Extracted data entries
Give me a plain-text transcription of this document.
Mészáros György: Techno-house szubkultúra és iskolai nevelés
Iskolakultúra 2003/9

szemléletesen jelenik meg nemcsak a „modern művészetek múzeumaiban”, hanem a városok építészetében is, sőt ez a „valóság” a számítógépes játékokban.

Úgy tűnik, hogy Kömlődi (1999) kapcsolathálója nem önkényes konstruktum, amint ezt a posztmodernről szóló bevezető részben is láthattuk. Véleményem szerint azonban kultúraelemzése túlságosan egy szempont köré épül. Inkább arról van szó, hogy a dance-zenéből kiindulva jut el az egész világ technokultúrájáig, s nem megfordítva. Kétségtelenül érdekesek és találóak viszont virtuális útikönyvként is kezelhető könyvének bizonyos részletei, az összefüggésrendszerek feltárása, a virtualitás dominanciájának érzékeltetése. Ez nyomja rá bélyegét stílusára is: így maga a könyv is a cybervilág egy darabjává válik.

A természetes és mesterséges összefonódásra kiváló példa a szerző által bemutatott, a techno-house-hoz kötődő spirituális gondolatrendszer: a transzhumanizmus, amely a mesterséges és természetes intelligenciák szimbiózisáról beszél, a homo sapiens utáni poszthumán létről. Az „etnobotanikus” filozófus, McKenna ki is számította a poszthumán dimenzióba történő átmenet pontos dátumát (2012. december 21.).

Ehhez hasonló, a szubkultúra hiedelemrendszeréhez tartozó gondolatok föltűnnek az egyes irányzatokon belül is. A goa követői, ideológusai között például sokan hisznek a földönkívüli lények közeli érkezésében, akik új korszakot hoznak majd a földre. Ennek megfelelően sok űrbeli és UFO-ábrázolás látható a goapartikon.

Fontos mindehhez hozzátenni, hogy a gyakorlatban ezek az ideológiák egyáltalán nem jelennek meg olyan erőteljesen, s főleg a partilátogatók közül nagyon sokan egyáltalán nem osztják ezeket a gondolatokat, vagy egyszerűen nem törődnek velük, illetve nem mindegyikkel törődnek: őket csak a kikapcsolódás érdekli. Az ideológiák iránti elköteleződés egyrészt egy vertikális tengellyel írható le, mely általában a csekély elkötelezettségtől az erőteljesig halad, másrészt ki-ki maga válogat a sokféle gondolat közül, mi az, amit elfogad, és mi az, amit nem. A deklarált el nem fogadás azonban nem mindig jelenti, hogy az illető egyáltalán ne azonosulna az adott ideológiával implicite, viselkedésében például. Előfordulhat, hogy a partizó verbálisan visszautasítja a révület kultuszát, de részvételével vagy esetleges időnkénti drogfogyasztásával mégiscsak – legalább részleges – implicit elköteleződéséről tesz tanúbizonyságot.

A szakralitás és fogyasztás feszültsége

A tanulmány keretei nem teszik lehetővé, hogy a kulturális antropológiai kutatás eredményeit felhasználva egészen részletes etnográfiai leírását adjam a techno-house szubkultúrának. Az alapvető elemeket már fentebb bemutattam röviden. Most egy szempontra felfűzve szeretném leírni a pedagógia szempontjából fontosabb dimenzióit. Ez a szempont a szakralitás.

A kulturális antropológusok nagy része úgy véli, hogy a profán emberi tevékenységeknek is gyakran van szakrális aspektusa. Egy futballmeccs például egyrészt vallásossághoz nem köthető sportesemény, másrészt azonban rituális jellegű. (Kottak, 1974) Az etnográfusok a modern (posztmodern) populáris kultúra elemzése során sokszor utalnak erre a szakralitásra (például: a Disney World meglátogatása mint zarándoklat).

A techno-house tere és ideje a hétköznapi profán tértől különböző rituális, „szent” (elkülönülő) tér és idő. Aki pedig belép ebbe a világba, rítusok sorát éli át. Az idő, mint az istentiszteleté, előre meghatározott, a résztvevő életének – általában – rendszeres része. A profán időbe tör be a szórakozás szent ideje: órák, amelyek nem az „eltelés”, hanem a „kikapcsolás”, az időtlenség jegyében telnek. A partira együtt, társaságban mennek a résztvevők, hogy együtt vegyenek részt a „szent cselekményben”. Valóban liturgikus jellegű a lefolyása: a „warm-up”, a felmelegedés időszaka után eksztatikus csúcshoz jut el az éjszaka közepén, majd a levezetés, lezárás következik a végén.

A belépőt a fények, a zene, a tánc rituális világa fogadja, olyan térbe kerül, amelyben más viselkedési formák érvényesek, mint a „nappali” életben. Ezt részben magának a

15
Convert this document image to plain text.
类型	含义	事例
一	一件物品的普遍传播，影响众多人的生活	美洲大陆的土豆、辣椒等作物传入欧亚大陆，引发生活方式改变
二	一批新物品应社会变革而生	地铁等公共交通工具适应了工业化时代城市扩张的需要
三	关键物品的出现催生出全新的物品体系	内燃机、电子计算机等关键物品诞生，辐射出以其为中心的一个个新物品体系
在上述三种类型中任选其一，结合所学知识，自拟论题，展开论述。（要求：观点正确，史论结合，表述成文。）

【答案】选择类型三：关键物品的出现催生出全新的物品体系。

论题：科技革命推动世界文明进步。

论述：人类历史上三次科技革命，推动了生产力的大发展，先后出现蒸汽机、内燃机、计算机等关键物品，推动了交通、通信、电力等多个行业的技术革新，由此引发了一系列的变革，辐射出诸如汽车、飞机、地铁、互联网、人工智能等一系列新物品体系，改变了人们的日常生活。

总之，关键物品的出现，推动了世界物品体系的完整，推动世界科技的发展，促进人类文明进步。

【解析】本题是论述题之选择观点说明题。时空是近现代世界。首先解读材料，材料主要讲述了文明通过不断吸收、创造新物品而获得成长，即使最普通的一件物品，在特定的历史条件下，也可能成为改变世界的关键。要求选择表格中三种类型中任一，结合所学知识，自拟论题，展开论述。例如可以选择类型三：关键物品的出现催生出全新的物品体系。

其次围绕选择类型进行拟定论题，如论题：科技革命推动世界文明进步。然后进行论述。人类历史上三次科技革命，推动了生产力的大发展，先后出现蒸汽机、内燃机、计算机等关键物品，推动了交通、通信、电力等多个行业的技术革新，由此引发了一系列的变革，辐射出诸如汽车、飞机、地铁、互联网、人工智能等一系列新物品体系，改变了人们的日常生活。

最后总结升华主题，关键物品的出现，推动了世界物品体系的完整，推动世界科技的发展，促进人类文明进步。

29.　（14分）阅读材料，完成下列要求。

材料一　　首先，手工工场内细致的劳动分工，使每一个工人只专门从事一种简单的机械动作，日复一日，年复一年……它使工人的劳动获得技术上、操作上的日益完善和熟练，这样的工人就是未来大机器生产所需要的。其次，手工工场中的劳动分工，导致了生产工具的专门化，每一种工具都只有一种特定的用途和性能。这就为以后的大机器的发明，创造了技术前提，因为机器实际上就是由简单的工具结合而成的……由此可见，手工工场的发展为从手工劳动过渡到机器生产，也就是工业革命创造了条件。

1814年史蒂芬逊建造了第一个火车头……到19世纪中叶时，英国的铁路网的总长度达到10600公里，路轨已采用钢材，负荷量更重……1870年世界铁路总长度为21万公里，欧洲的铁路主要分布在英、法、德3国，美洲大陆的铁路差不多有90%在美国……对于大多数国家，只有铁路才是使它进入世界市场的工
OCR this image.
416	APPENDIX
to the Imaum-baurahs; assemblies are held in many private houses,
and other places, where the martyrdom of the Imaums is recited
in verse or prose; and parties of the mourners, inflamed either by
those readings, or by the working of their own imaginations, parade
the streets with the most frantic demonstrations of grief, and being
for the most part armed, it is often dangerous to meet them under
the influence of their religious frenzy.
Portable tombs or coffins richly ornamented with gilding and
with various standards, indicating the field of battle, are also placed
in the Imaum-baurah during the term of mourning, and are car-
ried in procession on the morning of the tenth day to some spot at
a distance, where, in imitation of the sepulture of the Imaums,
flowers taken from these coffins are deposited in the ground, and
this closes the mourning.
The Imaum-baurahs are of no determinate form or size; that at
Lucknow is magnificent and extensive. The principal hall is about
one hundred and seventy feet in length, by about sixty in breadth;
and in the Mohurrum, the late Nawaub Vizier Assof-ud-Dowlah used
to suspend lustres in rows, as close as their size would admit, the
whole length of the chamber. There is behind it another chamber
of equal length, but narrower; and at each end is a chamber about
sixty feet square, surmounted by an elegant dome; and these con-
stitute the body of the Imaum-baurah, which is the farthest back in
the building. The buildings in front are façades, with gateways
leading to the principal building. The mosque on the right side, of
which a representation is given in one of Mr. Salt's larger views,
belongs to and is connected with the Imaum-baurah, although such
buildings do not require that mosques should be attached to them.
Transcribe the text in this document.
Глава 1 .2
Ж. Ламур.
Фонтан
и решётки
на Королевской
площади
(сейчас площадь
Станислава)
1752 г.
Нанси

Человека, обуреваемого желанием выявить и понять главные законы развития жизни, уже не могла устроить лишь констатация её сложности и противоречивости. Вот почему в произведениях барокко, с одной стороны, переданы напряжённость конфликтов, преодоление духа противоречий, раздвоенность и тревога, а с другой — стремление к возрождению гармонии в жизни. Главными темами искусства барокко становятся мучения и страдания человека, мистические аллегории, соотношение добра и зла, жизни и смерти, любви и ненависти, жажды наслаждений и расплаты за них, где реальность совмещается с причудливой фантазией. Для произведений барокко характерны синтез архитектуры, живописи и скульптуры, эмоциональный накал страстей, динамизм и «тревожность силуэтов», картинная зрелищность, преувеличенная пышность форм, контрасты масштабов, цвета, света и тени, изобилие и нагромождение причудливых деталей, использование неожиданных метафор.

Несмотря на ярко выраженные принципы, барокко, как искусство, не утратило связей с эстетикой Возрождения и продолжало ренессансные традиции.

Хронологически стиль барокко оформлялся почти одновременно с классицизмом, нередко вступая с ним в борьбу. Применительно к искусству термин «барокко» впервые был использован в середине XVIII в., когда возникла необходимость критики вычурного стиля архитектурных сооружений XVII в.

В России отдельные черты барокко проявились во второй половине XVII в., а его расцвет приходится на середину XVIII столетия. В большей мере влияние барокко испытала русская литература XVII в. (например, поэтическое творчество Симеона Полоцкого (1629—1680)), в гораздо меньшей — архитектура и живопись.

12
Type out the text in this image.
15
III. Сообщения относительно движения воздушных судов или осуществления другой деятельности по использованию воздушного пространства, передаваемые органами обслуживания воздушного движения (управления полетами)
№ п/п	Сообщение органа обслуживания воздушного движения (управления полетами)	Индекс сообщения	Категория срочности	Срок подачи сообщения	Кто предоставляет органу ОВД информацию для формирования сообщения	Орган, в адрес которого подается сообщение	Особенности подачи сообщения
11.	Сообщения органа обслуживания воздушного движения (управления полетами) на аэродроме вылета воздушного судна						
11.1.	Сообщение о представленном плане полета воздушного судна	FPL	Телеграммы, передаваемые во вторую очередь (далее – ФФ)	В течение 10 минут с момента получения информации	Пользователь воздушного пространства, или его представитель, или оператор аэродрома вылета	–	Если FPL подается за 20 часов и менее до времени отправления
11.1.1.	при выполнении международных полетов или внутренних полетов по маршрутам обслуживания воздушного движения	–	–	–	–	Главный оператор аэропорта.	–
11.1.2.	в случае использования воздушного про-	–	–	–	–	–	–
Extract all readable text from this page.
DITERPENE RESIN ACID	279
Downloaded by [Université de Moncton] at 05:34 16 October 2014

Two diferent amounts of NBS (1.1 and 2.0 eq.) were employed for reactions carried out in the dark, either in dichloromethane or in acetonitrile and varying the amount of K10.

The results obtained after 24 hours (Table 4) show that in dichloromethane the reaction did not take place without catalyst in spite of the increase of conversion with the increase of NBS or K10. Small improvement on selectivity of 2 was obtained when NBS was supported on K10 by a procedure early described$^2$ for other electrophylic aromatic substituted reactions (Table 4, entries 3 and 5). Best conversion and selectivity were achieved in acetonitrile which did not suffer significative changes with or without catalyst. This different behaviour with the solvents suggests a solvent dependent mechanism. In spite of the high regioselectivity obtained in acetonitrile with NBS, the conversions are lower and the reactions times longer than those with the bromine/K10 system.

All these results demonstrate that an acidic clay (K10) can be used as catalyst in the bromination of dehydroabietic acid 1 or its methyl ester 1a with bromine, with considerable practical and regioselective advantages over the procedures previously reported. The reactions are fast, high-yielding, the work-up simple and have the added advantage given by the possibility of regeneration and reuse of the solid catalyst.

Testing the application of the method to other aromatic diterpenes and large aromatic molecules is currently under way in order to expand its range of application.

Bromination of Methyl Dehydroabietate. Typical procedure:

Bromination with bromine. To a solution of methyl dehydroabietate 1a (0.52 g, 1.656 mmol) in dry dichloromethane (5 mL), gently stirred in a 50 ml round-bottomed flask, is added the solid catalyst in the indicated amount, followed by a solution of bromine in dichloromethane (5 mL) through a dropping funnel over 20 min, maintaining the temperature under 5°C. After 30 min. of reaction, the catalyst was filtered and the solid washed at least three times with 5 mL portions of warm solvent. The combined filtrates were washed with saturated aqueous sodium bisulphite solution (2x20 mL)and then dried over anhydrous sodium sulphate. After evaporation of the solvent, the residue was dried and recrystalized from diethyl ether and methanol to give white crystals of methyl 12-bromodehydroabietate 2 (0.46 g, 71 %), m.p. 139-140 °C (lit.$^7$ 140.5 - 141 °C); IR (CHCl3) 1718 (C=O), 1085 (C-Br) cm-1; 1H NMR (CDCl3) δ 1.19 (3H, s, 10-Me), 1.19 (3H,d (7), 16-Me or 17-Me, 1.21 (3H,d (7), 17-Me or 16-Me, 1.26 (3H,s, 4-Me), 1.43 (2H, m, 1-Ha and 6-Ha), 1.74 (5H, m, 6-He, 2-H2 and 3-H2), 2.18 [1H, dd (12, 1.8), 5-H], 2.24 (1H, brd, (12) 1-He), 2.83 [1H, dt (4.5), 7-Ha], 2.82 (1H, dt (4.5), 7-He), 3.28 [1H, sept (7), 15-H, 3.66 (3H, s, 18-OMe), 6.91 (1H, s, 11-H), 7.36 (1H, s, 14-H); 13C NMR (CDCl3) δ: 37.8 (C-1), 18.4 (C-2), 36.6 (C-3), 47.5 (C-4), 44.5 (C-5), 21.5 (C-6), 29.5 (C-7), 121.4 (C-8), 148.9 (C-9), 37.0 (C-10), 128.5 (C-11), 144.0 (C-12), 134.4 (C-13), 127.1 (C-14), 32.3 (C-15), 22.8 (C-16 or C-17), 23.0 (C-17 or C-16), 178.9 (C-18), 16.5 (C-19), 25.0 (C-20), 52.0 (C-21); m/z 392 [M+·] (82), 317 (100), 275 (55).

(What is needed): Determine the number of lines in the records that include the string "text", and respond with that number only.

(Answer in full): 5